> **DOCUMENT EXTRACT**:
As far as I know, Philip Wicksteed was the first economist to oppose Marx's theory of value on the basis of the neoclassical or marginal theory. Does his essay, "The Marxian Theory of Value: Das Kapital: A Critique" even predate Böhm-Bawerk on this topic? Wicksteed's essay was published in the October 1884 issue of To-Day. Wicksteed, by the way, considered himself a socialist.

I find curious George Bernard Shaw's answer in the January issue. Shaw presented himself as calling for somebody better trained in mathematical economics to answer Wicksteed, not as answering Wicksteed himself:
"I have not the slightest intention here of defending Karl Marx against Mr. Wicksteed... I write partly to draw further attention to a controversy which seems to me of great interest because it is one on which Socialists, without at all ceasing to be Socialists, are sure to divide very soon; and partly because I wish to have a word with Mr. Wicksteed as to my own perplexities concerning 'final utility' before some more competent hand deals him the coup de grâce to which I have already alluded. Even were I economist enough to do that myself, I am not mathematician enough to confute Mr. Wicksteed by the Jevonian method. I somewhat mistrust mathematical symbols. I remember at school a plausible boy who used to prove to me by algebra that one equals two. He always began by saying, 'Let x equal a.' I saw no great harm in admitting that; and the proof followed with rigorous exactness. The effect was not to make me proceed habitually on the assumption that one equals two, but to impress upon me that there was a screw loose somewhere in the algebraic art, and a chance for me to set it right some day when I had time to look into the subject. And I feel bound to make the perhaps puerile confession that when I read Jevons's Theory of Political Economy, I no sooner glanced at the words 'let x signify the quantity of commodity,' than I thought of the plausible boy, and prepared myself for a theory of value based on algebraic proof that two and two make five." -- George Bernard Shaw
I fear many may react like this to mathematical arguments on practical matters.

(Wicksteed's critique, Shaw's response, and Wicksteed's rejoinder are all republished as an appendix to the second volume of the 1933 London School of Economics re-issue of Wicksteed's The Common Sense of Political Economy.)

> **SUPPLIED MATERIAL**:
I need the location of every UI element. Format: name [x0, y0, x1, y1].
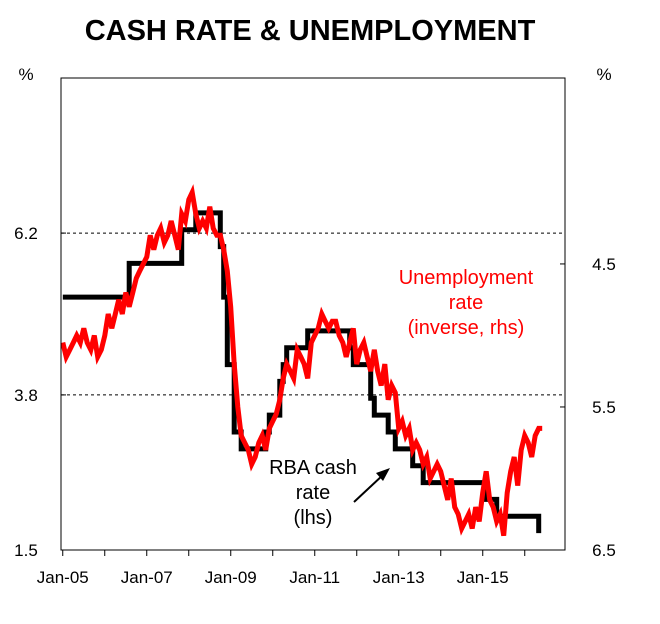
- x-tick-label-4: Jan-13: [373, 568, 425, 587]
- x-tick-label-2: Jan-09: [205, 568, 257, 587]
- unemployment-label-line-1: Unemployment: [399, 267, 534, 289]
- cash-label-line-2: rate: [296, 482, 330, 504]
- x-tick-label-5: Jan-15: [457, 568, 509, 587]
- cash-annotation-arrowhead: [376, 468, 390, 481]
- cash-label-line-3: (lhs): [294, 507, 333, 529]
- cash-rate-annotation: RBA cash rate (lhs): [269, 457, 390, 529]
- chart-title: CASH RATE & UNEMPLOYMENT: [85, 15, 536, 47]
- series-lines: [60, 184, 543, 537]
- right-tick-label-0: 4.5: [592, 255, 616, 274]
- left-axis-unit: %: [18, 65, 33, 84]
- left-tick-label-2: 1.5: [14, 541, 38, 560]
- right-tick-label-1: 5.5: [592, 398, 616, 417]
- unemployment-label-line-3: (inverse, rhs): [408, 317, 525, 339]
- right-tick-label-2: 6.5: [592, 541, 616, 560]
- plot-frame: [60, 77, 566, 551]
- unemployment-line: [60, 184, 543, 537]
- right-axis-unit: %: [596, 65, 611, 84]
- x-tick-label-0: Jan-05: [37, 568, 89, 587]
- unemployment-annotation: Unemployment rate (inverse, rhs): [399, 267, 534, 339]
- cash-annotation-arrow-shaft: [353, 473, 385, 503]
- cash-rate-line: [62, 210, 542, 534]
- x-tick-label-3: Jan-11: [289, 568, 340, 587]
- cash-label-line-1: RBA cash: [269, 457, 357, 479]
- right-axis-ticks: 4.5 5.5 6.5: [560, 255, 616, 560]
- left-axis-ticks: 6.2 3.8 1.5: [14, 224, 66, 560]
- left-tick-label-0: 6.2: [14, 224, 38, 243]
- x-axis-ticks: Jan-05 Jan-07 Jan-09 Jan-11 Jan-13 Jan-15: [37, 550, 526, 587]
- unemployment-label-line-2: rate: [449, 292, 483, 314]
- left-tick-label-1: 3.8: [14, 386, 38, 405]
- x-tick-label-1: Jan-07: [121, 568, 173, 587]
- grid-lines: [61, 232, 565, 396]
---
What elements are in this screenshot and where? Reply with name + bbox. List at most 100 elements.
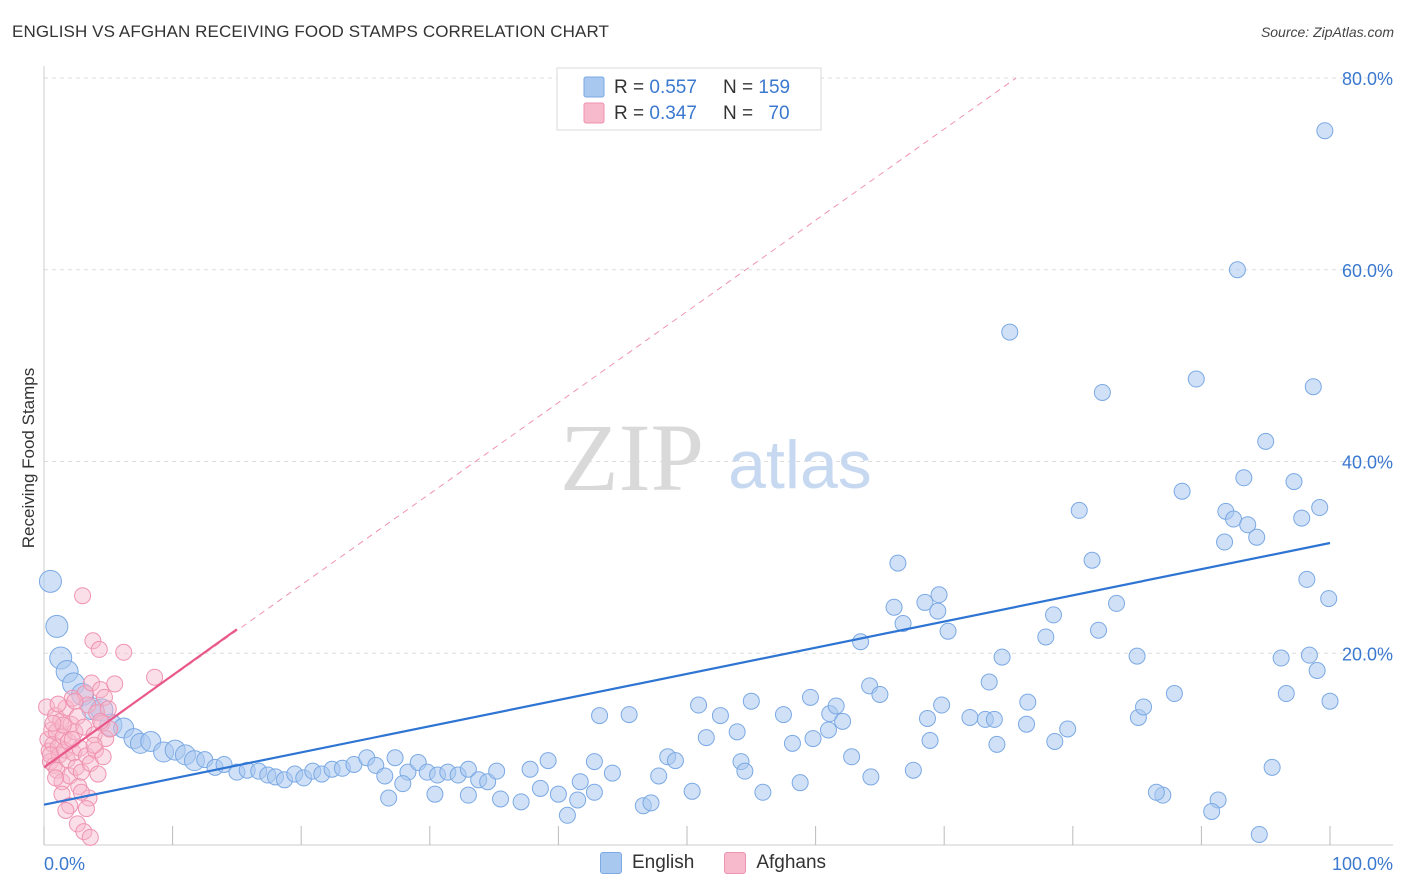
==
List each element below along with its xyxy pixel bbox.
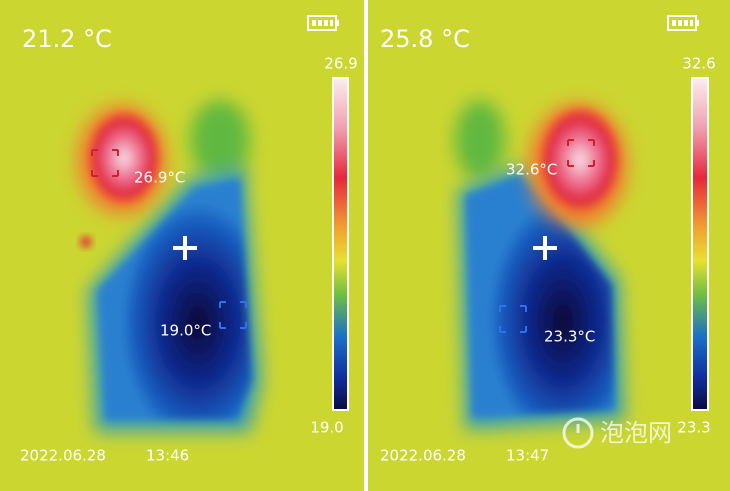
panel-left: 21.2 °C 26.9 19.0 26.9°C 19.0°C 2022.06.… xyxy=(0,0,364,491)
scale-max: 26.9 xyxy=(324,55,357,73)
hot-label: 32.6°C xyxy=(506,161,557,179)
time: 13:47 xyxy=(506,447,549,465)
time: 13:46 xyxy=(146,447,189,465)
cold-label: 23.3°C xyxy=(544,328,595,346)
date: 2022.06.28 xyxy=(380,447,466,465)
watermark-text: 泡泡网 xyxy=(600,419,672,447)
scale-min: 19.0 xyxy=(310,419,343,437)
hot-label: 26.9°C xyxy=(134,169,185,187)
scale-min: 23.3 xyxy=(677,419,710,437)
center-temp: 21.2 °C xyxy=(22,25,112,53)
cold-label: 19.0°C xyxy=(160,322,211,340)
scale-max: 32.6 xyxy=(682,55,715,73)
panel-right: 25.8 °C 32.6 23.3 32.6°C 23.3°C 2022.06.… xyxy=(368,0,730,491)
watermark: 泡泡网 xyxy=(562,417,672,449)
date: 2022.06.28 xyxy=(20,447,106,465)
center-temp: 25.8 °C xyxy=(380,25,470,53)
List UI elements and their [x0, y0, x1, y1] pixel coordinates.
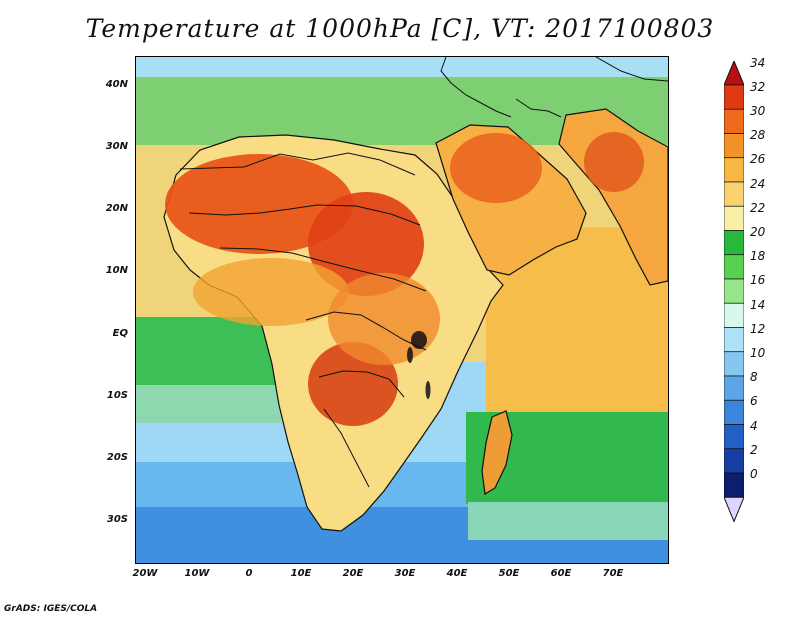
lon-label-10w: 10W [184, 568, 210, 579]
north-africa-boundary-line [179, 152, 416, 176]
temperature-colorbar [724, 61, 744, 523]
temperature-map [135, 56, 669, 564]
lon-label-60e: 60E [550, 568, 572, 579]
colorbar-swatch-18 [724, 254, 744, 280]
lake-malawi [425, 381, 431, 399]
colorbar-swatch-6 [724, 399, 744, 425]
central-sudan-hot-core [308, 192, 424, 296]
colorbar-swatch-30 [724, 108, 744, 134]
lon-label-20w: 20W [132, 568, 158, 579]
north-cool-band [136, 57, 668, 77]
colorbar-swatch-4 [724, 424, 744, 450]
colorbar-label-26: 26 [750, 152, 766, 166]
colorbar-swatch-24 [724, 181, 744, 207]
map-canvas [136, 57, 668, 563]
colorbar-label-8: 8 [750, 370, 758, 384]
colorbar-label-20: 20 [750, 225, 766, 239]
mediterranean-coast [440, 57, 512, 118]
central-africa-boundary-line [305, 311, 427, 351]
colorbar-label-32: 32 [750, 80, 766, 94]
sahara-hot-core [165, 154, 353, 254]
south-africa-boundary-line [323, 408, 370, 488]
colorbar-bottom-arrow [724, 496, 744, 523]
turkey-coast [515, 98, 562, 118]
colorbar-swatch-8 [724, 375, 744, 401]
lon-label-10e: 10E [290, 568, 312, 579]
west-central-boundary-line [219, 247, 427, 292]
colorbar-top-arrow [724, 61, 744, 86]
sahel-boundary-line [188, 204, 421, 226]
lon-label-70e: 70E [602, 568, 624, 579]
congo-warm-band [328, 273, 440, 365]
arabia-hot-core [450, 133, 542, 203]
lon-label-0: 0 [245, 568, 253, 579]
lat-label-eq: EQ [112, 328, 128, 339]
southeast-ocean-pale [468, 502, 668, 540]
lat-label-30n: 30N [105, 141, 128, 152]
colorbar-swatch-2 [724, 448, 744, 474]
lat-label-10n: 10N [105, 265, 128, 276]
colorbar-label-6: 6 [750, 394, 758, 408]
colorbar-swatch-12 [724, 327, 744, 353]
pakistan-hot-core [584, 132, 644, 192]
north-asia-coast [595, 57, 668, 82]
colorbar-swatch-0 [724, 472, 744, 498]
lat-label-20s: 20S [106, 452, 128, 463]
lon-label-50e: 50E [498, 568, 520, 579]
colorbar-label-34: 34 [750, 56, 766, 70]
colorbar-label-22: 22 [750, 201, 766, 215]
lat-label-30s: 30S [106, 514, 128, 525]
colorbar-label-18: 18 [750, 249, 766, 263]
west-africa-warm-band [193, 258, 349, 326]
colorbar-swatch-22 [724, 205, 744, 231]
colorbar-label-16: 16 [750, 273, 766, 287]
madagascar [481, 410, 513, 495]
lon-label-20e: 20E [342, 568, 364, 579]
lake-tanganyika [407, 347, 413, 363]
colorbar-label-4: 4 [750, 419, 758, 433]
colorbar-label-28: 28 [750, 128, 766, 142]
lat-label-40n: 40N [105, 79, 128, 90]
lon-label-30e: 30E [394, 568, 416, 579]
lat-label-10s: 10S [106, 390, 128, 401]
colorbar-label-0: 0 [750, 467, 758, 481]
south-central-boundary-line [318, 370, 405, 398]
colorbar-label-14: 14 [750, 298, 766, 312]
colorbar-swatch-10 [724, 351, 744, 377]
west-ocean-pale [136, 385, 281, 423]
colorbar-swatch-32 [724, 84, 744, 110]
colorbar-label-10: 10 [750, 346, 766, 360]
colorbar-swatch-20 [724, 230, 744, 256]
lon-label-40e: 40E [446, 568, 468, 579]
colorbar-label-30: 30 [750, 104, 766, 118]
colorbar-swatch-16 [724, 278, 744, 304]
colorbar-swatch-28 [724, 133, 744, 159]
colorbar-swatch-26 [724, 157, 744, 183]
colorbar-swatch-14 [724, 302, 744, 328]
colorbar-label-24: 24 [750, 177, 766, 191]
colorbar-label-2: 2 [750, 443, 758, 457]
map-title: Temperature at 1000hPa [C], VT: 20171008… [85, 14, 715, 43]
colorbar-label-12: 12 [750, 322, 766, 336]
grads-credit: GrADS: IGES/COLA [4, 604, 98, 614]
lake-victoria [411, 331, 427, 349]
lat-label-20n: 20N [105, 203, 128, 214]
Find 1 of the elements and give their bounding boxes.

> **PROBLEM SET**:
1. Write out the post on Wicksteed and Shaw word for word from "As far as I" to "himself a socialist.".
2. Summarize the post on Wicksteed and Shaw in three sentences.
The records have nothing to do with the post on Wicksteed and Shaw.

> **ANSWERS TO THE EXERCISES**:
1.
As far as I know, Philip Wicksteed was the first economist to oppose Marx's theory of value on the basis of the neoclassical or marginal theory. Does his essay, "The Marxian Theory of Value: Das Kapital: A Critique" even predate Böhm-Bawerk on this topic? Wicksteed's essay was published in the October 1884 issue of To-Day. Wicksteed, by the way, considered himself a socialist.

2. Philip Wicksteed, who considered himself a socialist, attacked Marx's theory of value on marginal grounds in an essay published in the October 1884 issue of To-Day. George Bernard Shaw's reply in the January issue said he had no intention of defending Marx. Instead, he aired his doubts about "final utility" and confessed that Jevons's algebra reminded him of a schoolboy who "proved" that one equals two.